** START PROVIDED ENTRIES **
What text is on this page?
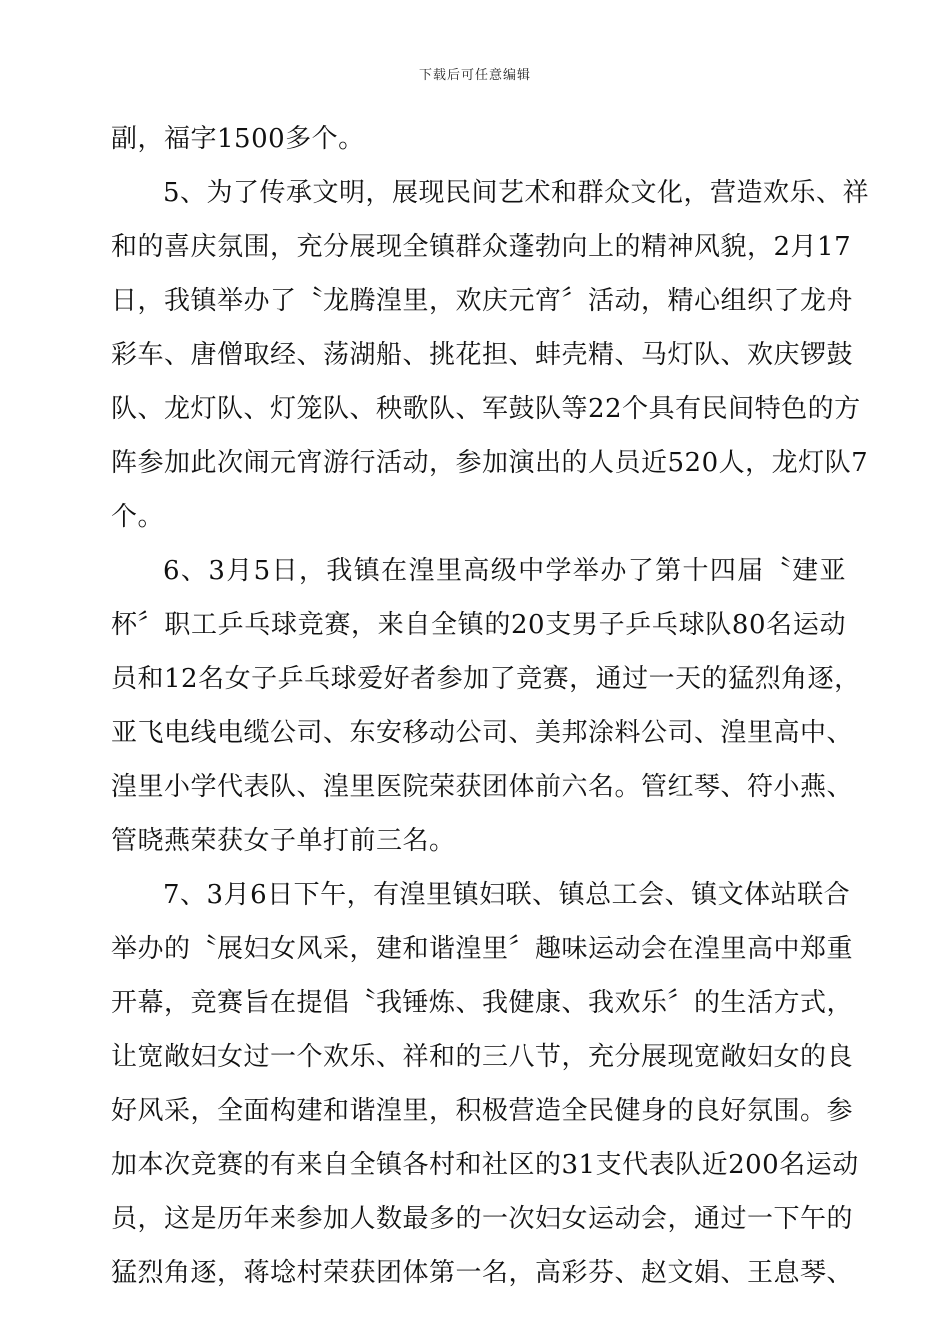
下载后可任意编辑
副，福字1500多个。
5、为了传承文明，展现民间艺术和群众文化，营造欢乐、祥
和的喜庆氛围，充分展现全镇群众蓬勃向上的精神风貌，2月17
日，我镇举办了〝龙腾湟里，欢庆元宵〞活动，精心组织了龙舟
彩车、唐僧取经、荡湖船、挑花担、蚌壳精、马灯队、欢庆锣鼓
队、龙灯队、灯笼队、秧歌队、军鼓队等22个具有民间特色的方
阵参加此次闹元宵游行活动，参加演出的人员近520人，龙灯队7
个。
6、3月5日，我镇在湟里高级中学举办了第十四届〝建亚
杯〞职工乒乓球竞赛，来自全镇的20支男子乒乓球队80名运动
员和12名女子乒乓球爱好者参加了竞赛，通过一天的猛烈角逐，
亚飞电线电缆公司、东安移动公司、美邦涂料公司、湟里高中、
湟里小学代表队、湟里医院荣获团体前六名。管红琴、符小燕、
管晓燕荣获女子单打前三名。
7、3月6日下午，有湟里镇妇联、镇总工会、镇文体站联合
举办的〝展妇女风采，建和谐湟里〞趣味运动会在湟里高中郑重
开幕，竞赛旨在提倡〝我锤炼、我健康、我欢乐〞的生活方式，
让宽敞妇女过一个欢乐、祥和的三八节，充分展现宽敞妇女的良
好风采，全面构建和谐湟里，积极营造全民健身的良好氛围。参
加本次竞赛的有来自全镇各村和社区的31支代表队近200名运动
员，这是历年来参加人数最多的一次妇女运动会，通过一下午的
猛烈角逐，蒋埝村荣获团体第一名，高彩芬、赵文娟、王息琴、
** END PROVIDED ENTRIES **
> STATED TASK
Copy out all the entries exactly. Images stay out of the copy.

> THE OUTPUT
What text is on this page?
下载后可任意编辑
副，福字1500多个。
5、为了传承文明，展现民间艺术和群众文化，营造欢乐、祥
和的喜庆氛围，充分展现全镇群众蓬勃向上的精神风貌，2月17
日，我镇举办了〝龙腾湟里，欢庆元宵〞活动，精心组织了龙舟
彩车、唐僧取经、荡湖船、挑花担、蚌壳精、马灯队、欢庆锣鼓
队、龙灯队、灯笼队、秧歌队、军鼓队等22个具有民间特色的方
阵参加此次闹元宵游行活动，参加演出的人员近520人，龙灯队7
个。
6、3月5日，我镇在湟里高级中学举办了第十四届〝建亚
杯〞职工乒乓球竞赛，来自全镇的20支男子乒乓球队80名运动
员和12名女子乒乓球爱好者参加了竞赛，通过一天的猛烈角逐，
亚飞电线电缆公司、东安移动公司、美邦涂料公司、湟里高中、
湟里小学代表队、湟里医院荣获团体前六名。管红琴、符小燕、
管晓燕荣获女子单打前三名。
7、3月6日下午，有湟里镇妇联、镇总工会、镇文体站联合
举办的〝展妇女风采，建和谐湟里〞趣味运动会在湟里高中郑重
开幕，竞赛旨在提倡〝我锤炼、我健康、我欢乐〞的生活方式，
让宽敞妇女过一个欢乐、祥和的三八节，充分展现宽敞妇女的良
好风采，全面构建和谐湟里，积极营造全民健身的良好氛围。参
加本次竞赛的有来自全镇各村和社区的31支代表队近200名运动
员，这是历年来参加人数最多的一次妇女运动会，通过一下午的
猛烈角逐，蒋埝村荣获团体第一名，高彩芬、赵文娟、王息琴、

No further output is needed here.